• **WHAT IS EXPECTED**: Write out each line word for word. Drop pictures.

__________

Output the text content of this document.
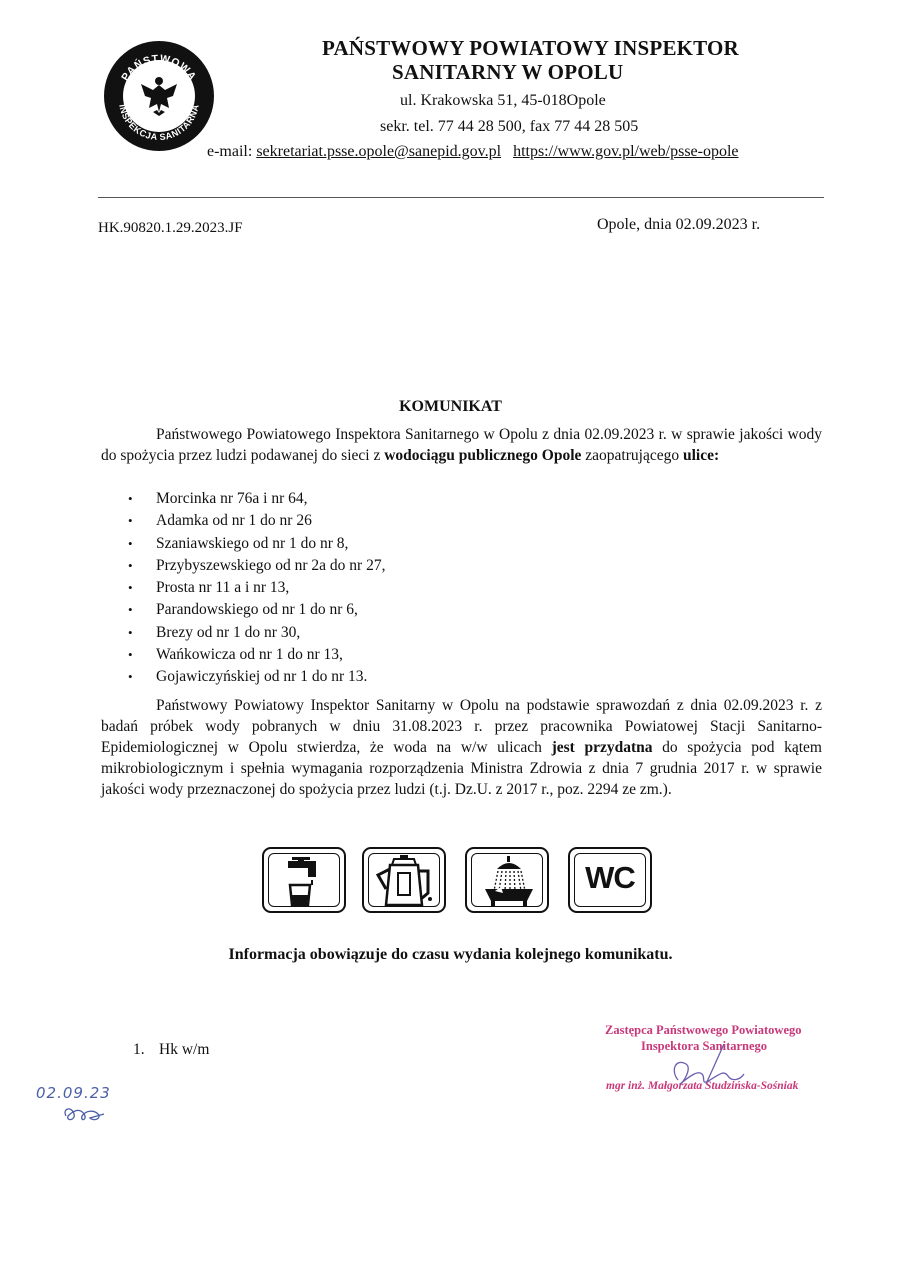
PAŃSTWOWA
INSPEKCJA SANITARNA
PAŃSTWOWY POWIATOWY INSPEKTOR
SANITARNY W OPOLU
ul. Krakowska 51, 45-018Opole
sekr. tel. 77 44 28 500, fax 77 44 28 505
e-mail: sekretariat.psse.opole@sanepid.gov.pl https://www.gov.pl/web/psse-opole
HK.90820.1.29.2023.JF	Opole, dnia 02.09.2023 r.
KOMUNIKAT
Państwowego Powiatowego Inspektora Sanitarnego w Opolu z dnia 02.09.2023 r. w sprawie jakości wody do spożycia przez ludzi podawanej do sieci z wodociągu publicznego Opole zaopatrującego ulice:
• Morcinka nr 76a i nr 64,
• Adamka od nr 1 do nr 26
• Szaniawskiego od nr 1 do nr 8,
• Przybyszewskiego od nr 2a do nr 27,
• Prosta nr 11 a i nr 13,
• Parandowskiego od nr 1 do nr 6,
• Brezy od nr 1 do nr 30,
• Wańkowicza od nr 1 do nr 13,
• Gojawiczyńskiej od nr 1 do nr 13.
Państwowy Powiatowy Inspektor Sanitarny w Opolu na podstawie sprawozdań z dnia 02.09.2023 r. z badań próbek wody pobranych w dniu 31.08.2023 r. przez pracownika Powiatowej Stacji Sanitarno-Epidemiologicznej w Opolu stwierdza, że woda na w/w ulicach jest przydatna do spożycia pod kątem mikrobiologicznym i spełnia wymagania rozporządzenia Ministra Zdrowia z dnia 7 grudnia 2017 r. w sprawie jakości wody przeznaczonej do spożycia przez ludzi (t.j. Dz.U. z 2017 r., poz. 2294 ze zm.).
WC
Informacja obowiązuje do czasu wydania kolejnego komunikatu.
1. Hk w/m
Zastępca Państwowego Powiatowego
Inspektora Sanitarnego
mgr inż. Małgorzata Studzińska-Sośniak
02.09.23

__________

• **OUTPUT OF THE EXERCISE**:
Output the text content of this document.
PAŃSTWOWA
INSPEKCJA SANITARNA
PAŃSTWOWY POWIATOWY INSPEKTOR
SANITARNY W OPOLU
ul. Krakowska 51, 45-018Opole
sekr. tel. 77 44 28 500, fax 77 44 28 505
e-mail: sekretariat.psse.opole@sanepid.gov.pl https://www.gov.pl/web/psse-opole
HK.90820.1.29.2023.JF	Opole, dnia 02.09.2023 r.
KOMUNIKAT
Państwowego Powiatowego Inspektora Sanitarnego w Opolu z dnia 02.09.2023 r. w sprawie jakości wody do spożycia przez ludzi podawanej do sieci z wodociągu publicznego Opole zaopatrującego ulice:
• Morcinka nr 76a i nr 64,
• Adamka od nr 1 do nr 26
• Szaniawskiego od nr 1 do nr 8,
• Przybyszewskiego od nr 2a do nr 27,
• Prosta nr 11 a i nr 13,
• Parandowskiego od nr 1 do nr 6,
• Brezy od nr 1 do nr 30,
• Wańkowicza od nr 1 do nr 13,
• Gojawiczyńskiej od nr 1 do nr 13.
Państwowy Powiatowy Inspektor Sanitarny w Opolu na podstawie sprawozdań z dnia 02.09.2023 r. z badań próbek wody pobranych w dniu 31.08.2023 r. przez pracownika Powiatowej Stacji Sanitarno-Epidemiologicznej w Opolu stwierdza, że woda na w/w ulicach jest przydatna do spożycia pod kątem mikrobiologicznym i spełnia wymagania rozporządzenia Ministra Zdrowia z dnia 7 grudnia 2017 r. w sprawie jakości wody przeznaczonej do spożycia przez ludzi (t.j. Dz.U. z 2017 r., poz. 2294 ze zm.).
WC
Informacja obowiązuje do czasu wydania kolejnego komunikatu.
1. Hk w/m
Zastępca Państwowego Powiatowego
Inspektora Sanitarnego
mgr inż. Małgorzata Studzińska-Sośniak
02.09.23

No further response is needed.